◆ PASSAGE SHOWN
Torque that a grounded infinite sheet exerts on a dipole

  • #1
PhDeezNutz
796
553
Homework Statement
Find the torque that an infinite grounded sheet exerts on a dipole ##\vec{p}_1## at a height ##z## above it where the dipole makes an angle ##\theta## with the vertical to the right. Additionally in what direction will the dipole come to rest?
Relevant Equations
Generally these are the equations.

##\vec{N} = \vec{p} \times \vec{E}##
##\vec{E}_{dip} = \frac{1}{4 \pi \epsilon_0 r^3} \left( 2 \cos \theta \hat{r} + \sin \theta \hat{\theta} \right)##

The formula for ##\vec{E}_{dip}## is in spherical coordinates and assumes the dipole is oriented in the positive ##z## direction.
The situation is shown directly below

(Figure 1)

42F6DF2C-3E10-4112-B72B-D1161025ADAC_4_5005_c.jpeg


The correct image configuration that mimics (Figure 1) is shown below.....that is to say it maintains the boundary conditions. I'd imagine the torque that the grounded sheet exerts on the real dipole is the same as the torque the image dipole exerts on the real dipole. I want to calculate everything in the frame where the image dipole ##\vec{p}_2## is aligned along the ##z-\text{axis}##. Let's call it ##z_2## so as now to confuse it with the distance from the plate to the real dipole. The frame is included in the figure below.

Where of course ##\vec{p}_1## and ##\vec{p}_2## have the same magnitude. Might as well call it ##p##.

(Figure 2)

DACC4B00-9329-4295-9622-B996EC1ACB85.jpeg


I'd like to compute all of it in the local spherical vector basis of ##\vec{p}_2## at the location of ##\vec{p}_1##.


I contend that according to the picture below that ##\vec{p}_1 = p \cos \theta \hat{r}_2 + p \sin \theta \hat{\theta}_2##

(Figure 3)

◆ THINGS TO DO
- 1) Decide whether each statement agrees with the post on dipole torque above. Answer yes or no for each, and quote the words of the post that decide it.
(a) The poster expects the grounded sheet to exert the same torque on the real dipole as the image dipole does.
(b) The real dipole and the image dipole have different magnitudes.
(c) The poster plans to do the calculation in a frame where the real dipole lies along the z-axis.
- 2) According to the homework statement in the post on dipole torque, what must be found besides the torque?
- 3) Carry the post on dipole torque forward from the point where it stops.

◆ DATASET
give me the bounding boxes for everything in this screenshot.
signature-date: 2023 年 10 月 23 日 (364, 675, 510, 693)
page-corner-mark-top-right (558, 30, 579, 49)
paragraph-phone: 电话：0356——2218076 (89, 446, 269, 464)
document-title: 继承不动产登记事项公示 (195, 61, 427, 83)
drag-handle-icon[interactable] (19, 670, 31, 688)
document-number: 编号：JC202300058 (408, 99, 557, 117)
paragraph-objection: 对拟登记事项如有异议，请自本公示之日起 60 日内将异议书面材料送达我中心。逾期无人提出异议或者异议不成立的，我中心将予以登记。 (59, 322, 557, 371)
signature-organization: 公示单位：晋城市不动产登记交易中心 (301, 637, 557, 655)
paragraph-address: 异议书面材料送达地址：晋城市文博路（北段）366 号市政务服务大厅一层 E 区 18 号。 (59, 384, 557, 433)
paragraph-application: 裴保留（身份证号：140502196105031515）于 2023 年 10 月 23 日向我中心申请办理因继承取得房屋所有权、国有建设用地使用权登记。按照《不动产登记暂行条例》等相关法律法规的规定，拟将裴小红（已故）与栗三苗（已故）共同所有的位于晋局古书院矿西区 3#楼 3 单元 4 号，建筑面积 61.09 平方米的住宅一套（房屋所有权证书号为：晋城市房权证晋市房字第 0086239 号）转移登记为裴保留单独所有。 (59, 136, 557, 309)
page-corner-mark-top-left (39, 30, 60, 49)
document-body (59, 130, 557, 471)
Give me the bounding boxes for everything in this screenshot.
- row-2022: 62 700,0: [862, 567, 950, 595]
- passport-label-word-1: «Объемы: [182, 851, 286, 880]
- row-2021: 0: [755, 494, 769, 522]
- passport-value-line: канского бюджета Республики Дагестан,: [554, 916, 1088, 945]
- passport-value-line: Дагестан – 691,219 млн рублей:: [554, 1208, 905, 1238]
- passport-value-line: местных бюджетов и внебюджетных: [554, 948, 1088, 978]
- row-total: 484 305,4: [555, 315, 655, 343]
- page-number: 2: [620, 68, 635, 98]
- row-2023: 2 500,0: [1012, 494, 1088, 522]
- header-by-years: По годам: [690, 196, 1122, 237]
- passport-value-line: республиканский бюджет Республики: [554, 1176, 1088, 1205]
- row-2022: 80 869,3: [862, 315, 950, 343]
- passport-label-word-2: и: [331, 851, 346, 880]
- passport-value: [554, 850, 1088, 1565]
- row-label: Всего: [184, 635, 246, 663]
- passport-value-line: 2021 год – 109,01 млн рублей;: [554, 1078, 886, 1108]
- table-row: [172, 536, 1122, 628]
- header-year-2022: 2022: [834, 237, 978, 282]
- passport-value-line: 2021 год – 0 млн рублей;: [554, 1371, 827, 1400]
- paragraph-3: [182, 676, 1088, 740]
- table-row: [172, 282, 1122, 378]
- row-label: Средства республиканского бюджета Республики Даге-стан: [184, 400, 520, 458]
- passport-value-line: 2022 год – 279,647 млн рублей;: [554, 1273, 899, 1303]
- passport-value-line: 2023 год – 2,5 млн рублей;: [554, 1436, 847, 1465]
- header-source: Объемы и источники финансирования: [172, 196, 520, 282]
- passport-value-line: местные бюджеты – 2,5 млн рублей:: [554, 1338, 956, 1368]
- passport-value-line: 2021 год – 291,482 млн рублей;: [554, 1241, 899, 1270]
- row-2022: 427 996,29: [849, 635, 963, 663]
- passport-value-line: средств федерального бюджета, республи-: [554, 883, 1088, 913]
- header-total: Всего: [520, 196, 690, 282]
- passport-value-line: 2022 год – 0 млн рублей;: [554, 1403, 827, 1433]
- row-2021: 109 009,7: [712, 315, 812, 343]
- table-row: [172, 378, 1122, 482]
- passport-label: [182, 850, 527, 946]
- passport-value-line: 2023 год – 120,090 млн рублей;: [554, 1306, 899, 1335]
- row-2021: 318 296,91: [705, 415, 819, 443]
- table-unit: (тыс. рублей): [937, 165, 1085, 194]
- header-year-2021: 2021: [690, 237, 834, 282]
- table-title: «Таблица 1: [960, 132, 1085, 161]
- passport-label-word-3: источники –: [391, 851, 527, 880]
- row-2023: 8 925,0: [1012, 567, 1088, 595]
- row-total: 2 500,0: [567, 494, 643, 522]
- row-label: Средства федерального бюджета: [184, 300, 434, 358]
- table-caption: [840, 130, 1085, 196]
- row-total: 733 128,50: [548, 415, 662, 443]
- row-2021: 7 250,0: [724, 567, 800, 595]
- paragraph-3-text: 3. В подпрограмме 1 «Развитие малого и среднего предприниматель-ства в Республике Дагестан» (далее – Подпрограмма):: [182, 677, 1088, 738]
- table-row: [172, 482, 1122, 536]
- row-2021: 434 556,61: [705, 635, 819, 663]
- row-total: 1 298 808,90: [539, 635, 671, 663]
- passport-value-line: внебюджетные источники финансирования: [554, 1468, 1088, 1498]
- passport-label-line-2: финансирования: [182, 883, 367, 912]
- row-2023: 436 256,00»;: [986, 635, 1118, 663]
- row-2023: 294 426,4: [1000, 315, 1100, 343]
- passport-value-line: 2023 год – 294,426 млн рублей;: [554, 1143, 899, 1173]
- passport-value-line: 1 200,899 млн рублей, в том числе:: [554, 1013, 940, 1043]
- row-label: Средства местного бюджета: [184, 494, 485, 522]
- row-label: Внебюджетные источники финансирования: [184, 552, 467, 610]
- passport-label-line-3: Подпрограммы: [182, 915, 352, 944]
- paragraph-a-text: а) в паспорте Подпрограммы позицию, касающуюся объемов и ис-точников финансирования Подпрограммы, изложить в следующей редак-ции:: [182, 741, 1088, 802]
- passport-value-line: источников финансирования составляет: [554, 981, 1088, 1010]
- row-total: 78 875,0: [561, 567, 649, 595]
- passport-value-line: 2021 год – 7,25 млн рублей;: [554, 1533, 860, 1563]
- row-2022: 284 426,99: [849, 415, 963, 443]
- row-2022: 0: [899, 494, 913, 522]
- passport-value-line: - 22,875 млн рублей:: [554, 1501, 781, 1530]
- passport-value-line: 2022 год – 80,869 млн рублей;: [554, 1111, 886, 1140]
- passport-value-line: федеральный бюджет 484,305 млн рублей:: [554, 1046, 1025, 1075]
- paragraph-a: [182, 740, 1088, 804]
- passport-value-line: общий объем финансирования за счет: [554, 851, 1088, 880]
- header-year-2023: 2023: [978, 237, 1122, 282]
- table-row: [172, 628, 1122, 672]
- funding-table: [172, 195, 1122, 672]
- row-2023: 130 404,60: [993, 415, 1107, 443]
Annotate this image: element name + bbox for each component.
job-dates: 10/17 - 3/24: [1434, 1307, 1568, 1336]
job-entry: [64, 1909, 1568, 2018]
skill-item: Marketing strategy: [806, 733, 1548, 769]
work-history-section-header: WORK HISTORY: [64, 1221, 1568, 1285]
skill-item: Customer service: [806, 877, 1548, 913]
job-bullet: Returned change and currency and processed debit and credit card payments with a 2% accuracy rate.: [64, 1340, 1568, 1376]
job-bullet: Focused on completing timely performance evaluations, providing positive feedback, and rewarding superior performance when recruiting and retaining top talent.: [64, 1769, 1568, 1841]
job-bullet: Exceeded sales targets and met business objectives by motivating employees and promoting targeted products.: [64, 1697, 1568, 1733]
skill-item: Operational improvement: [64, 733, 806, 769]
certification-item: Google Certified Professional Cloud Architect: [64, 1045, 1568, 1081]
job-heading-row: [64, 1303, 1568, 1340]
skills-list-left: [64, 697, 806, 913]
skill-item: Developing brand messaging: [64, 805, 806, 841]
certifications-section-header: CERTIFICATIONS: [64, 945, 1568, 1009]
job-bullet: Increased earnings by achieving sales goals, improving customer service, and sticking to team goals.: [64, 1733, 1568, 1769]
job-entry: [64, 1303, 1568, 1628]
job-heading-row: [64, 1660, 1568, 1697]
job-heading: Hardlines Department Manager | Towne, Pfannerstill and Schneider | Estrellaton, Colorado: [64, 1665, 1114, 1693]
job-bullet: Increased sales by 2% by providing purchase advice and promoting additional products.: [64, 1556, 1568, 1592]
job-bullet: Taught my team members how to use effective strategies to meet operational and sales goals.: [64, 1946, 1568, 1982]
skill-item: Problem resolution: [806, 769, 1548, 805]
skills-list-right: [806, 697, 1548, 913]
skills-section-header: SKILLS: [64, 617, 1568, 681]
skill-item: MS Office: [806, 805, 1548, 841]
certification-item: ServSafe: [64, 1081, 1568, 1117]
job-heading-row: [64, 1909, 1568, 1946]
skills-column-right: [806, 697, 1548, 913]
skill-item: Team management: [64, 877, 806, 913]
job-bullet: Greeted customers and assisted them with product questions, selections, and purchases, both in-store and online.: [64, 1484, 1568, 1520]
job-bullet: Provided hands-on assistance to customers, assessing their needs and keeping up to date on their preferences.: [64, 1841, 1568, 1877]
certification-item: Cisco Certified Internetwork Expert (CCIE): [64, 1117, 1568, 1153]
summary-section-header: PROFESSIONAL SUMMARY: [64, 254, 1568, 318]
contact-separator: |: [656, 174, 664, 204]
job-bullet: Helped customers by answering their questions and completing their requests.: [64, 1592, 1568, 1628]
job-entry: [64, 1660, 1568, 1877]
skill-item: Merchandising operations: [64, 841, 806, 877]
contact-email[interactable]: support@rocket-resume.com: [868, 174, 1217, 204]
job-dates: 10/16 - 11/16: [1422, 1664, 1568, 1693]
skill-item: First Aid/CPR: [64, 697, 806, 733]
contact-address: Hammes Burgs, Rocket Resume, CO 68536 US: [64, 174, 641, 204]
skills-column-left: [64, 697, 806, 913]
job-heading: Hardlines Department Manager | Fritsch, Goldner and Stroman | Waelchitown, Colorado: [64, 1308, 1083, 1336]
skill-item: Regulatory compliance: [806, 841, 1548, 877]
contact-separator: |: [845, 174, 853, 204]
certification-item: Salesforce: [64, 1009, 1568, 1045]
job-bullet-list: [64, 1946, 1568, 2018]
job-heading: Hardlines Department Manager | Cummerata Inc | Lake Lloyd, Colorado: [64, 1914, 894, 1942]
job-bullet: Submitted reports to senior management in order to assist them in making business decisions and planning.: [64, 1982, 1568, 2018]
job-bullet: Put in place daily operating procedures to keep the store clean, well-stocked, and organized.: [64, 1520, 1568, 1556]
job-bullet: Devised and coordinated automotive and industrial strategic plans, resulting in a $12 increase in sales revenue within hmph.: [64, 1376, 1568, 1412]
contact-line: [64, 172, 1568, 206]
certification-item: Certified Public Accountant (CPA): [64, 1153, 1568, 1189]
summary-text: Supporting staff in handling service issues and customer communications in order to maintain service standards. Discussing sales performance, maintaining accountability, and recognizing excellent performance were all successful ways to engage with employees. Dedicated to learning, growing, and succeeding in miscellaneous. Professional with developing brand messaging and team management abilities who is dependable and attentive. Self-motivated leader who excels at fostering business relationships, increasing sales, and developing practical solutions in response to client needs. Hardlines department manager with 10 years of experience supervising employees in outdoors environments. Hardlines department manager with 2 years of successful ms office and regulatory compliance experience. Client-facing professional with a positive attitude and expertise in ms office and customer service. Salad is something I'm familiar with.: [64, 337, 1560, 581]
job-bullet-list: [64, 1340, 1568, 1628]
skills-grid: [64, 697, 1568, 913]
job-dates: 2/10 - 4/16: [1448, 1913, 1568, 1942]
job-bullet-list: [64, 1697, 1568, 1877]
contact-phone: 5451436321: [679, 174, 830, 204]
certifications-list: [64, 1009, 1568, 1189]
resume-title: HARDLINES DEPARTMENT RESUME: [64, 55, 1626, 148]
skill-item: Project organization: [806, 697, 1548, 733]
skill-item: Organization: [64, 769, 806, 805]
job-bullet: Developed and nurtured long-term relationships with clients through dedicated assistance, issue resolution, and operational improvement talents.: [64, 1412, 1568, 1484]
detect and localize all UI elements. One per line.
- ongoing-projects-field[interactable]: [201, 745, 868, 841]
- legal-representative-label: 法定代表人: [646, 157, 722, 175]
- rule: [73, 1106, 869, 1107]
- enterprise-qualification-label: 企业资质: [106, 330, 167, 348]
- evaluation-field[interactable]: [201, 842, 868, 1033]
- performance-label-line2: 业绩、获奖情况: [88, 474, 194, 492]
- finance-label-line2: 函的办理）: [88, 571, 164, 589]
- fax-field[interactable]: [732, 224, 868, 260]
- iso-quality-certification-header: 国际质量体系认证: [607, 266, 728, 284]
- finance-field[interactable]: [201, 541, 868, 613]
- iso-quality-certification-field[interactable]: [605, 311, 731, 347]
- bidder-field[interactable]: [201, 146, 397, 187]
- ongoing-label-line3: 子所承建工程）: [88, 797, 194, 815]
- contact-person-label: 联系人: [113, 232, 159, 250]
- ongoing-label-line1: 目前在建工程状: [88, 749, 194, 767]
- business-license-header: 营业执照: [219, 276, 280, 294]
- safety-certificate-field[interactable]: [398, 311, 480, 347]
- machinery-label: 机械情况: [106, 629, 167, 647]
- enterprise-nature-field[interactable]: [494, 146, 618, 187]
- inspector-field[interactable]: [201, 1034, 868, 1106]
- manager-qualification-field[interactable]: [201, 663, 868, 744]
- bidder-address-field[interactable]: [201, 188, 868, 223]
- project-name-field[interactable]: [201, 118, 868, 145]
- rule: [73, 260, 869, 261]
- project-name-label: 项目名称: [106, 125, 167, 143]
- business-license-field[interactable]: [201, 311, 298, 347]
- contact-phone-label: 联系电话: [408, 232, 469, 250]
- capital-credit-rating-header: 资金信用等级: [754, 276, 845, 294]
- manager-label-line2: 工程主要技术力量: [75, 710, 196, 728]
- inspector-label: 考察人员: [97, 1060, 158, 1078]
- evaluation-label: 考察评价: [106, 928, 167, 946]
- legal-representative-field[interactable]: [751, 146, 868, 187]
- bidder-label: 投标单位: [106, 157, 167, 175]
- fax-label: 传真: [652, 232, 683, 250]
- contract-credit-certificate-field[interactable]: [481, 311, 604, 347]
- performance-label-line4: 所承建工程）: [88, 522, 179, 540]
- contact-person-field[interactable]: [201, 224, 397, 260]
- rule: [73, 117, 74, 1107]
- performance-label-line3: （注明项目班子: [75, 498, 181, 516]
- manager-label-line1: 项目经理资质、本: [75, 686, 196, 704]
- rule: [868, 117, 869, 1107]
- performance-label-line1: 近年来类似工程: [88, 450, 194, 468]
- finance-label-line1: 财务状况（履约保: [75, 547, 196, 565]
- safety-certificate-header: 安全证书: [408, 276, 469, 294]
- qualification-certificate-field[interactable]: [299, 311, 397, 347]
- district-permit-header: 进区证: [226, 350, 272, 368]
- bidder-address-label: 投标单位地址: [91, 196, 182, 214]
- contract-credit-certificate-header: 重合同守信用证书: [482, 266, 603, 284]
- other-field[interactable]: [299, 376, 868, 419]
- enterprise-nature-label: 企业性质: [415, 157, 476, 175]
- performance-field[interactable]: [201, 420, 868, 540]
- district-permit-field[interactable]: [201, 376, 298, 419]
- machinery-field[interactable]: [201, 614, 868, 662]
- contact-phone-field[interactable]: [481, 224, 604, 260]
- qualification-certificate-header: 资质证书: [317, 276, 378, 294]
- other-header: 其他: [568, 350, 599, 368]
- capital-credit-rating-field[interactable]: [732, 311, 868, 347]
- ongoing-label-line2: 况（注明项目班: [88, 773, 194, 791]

◆ EXERCISE RESPONSES
- 1)
(a) Yes: "the torque that the grounded sheet exerts on the real dipole is the same as the torque the image dipole exerts on the real dipole"
(b) No: "have the same magnitude"
(c) No: "I want to calculate everything in the frame where the image dipole"

- 2) The direction in which the dipole will come to rest.

- 3)
47FEA153-8152-4EB3-81C0-1448F0759E07.jpeg








and ##\vec{E}_2## at the location of ##\vec{p}_1## is of course

##\vec{E}_{2} = \frac{1}{4 \pi \epsilon_0 (2z)^3} \left( 2 \cos \theta \hat{r}_2 + \sin \theta \hat{\theta}_2 \right)##

So

##\vec{E}_{2} = \frac{1}{32 \pi \epsilon_0 z^3} \left( 2 \cos \theta \hat{r}_2 + \sin \theta \hat{\theta}_2 \right)##

Take the cross product ##\vec{N}_1 = \vec{p}_1 \times \vec{E}_2##

##\vec{N}_1 = \frac{p^2}{32 \pi \epsilon_0 z^3} \left( \cos \theta \hat{r}_2 + \sin \theta \hat{\theta}_2 \right) \times \left( 2 \cos \theta \hat{r}_2 + \sin \theta \hat{\theta}_2 \right)= -\frac{p^2}{ 32 \pi \epsilon_0 z^3} \left( \sin \theta \cos \theta \right) \hat{\phi}_2##

Using double angle identity for ##\sin 2 \theta = 2 \sin \theta \cos \theta## we get

So ##\vec{N}_1 = -\frac{p^2}{ 64 \pi \epsilon_0 z^3} \left( \sin 2 \theta \right) \hat{\phi}_2## which is into the page as expected using the right hand rule.

I think this answer is right.

My guess for finding equilibrium orientations would be to set the torque equal to 0 which is weird because we'd get that ##\theta = 0## and ##\theta = \frac{\pi}{2}## and I don't think that either aligns or anti-aligns with the field from the pictures drawn above.

I guess I could plot it and see.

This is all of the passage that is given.